• The exercise
Sort through the entries below and pull out lines containing the word "marker".

━━━━━━━━━━━━━━━━━━━━━━━━━━━━━━

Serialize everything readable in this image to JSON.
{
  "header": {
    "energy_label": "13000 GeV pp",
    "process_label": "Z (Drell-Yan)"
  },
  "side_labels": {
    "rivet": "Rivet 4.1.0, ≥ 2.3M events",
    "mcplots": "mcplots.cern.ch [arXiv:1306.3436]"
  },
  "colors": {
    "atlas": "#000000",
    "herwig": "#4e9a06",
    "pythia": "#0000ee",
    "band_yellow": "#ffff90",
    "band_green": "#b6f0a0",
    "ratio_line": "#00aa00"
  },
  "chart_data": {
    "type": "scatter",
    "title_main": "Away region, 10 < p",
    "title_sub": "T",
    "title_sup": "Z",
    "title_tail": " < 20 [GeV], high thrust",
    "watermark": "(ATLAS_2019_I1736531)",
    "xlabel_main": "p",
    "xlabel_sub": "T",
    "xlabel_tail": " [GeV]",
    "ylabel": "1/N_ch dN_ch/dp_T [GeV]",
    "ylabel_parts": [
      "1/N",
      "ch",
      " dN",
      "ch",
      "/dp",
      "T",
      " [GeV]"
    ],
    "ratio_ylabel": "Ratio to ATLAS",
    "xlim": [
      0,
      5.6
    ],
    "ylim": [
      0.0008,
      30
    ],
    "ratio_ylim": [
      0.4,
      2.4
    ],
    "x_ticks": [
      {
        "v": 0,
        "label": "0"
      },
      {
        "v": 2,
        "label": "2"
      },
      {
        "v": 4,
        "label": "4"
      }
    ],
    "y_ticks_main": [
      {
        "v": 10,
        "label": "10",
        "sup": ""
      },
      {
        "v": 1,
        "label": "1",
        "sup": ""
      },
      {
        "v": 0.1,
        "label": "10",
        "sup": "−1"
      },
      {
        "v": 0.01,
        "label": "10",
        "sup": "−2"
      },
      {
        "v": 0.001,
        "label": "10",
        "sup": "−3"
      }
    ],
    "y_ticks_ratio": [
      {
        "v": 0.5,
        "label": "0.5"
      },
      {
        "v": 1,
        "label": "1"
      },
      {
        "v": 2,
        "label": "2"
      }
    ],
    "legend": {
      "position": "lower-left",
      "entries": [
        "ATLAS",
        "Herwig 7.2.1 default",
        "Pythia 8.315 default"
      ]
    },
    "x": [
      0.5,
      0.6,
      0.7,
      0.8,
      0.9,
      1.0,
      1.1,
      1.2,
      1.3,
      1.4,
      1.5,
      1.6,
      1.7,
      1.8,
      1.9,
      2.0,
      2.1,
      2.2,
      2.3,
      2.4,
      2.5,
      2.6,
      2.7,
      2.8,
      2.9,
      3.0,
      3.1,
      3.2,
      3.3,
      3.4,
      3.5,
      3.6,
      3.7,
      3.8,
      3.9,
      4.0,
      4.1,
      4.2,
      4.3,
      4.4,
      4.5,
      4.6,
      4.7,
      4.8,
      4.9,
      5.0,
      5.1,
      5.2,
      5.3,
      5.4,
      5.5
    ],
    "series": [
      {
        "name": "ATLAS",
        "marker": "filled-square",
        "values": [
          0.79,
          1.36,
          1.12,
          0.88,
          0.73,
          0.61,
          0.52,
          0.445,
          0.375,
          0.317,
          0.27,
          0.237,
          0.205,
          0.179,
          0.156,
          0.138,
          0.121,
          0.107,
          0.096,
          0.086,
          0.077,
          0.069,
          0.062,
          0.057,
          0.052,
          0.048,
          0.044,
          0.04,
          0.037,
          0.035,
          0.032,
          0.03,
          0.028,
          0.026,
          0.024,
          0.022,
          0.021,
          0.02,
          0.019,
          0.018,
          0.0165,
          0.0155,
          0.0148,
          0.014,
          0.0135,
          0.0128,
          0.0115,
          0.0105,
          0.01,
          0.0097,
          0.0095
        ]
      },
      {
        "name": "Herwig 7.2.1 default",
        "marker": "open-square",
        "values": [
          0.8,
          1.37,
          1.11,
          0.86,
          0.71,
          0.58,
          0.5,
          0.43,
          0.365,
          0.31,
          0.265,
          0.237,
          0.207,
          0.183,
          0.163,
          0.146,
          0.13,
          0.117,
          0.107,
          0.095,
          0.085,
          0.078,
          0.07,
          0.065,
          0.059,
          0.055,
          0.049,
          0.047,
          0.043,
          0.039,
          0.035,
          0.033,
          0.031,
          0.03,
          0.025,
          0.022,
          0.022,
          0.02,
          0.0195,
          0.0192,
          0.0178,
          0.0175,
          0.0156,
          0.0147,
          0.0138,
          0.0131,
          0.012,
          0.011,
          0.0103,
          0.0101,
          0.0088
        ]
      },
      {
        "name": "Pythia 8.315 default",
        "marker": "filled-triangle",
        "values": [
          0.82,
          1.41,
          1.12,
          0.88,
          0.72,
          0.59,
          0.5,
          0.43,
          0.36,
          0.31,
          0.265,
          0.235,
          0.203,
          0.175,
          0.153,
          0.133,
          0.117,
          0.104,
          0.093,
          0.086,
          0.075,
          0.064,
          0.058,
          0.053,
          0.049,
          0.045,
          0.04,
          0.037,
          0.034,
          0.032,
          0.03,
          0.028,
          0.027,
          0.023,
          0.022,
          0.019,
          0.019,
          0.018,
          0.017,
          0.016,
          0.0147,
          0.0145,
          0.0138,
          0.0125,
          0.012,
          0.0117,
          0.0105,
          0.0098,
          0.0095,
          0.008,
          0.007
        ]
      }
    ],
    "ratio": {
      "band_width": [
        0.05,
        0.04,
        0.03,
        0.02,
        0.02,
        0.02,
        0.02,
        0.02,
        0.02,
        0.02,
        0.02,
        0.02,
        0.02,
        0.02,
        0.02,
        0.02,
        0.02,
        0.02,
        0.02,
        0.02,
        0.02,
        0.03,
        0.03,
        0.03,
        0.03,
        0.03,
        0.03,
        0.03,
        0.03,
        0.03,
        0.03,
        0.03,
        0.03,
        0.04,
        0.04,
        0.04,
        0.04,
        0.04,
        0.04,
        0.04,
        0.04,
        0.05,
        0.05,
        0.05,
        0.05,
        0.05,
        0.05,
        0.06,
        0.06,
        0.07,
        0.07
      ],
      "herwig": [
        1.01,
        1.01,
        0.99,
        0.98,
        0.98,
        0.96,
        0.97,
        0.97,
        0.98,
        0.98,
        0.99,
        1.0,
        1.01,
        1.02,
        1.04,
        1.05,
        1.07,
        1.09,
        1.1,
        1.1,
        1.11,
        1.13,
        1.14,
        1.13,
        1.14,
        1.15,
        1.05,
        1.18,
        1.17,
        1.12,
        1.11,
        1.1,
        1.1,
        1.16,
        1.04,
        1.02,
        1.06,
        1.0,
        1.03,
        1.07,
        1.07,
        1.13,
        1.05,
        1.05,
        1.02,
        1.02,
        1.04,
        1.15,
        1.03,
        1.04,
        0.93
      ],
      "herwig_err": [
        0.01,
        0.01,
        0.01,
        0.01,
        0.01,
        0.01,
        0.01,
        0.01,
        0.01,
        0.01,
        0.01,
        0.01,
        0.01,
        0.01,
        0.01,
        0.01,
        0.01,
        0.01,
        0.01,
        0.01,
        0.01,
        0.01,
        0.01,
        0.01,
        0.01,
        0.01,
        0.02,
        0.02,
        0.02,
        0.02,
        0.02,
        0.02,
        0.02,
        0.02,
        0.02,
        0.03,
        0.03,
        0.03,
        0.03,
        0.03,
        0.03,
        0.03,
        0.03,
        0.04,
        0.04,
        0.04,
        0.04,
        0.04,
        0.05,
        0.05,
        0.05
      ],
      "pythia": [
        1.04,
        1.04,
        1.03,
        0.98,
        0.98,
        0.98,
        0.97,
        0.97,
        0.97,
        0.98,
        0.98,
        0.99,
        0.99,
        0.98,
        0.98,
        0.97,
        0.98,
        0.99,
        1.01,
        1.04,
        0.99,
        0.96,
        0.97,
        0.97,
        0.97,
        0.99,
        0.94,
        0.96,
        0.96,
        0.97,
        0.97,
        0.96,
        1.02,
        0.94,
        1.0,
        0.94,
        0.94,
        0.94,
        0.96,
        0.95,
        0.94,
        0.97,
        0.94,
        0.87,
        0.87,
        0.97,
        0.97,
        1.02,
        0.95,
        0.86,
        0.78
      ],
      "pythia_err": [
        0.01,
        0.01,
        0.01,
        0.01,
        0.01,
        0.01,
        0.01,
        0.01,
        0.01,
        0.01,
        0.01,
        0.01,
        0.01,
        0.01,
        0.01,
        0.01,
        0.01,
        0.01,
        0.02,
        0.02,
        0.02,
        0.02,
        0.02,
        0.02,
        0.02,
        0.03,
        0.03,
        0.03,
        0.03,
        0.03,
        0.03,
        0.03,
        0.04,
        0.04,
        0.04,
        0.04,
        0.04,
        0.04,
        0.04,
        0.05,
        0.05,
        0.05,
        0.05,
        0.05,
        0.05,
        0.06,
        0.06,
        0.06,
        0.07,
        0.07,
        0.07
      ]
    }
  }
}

━━━━━━━━━━━━━━━━━━━━━━━━━━━━━━

• Output below
        "marker": "filled-square",
        "marker": "open-square",
        "marker": "filled-triangle",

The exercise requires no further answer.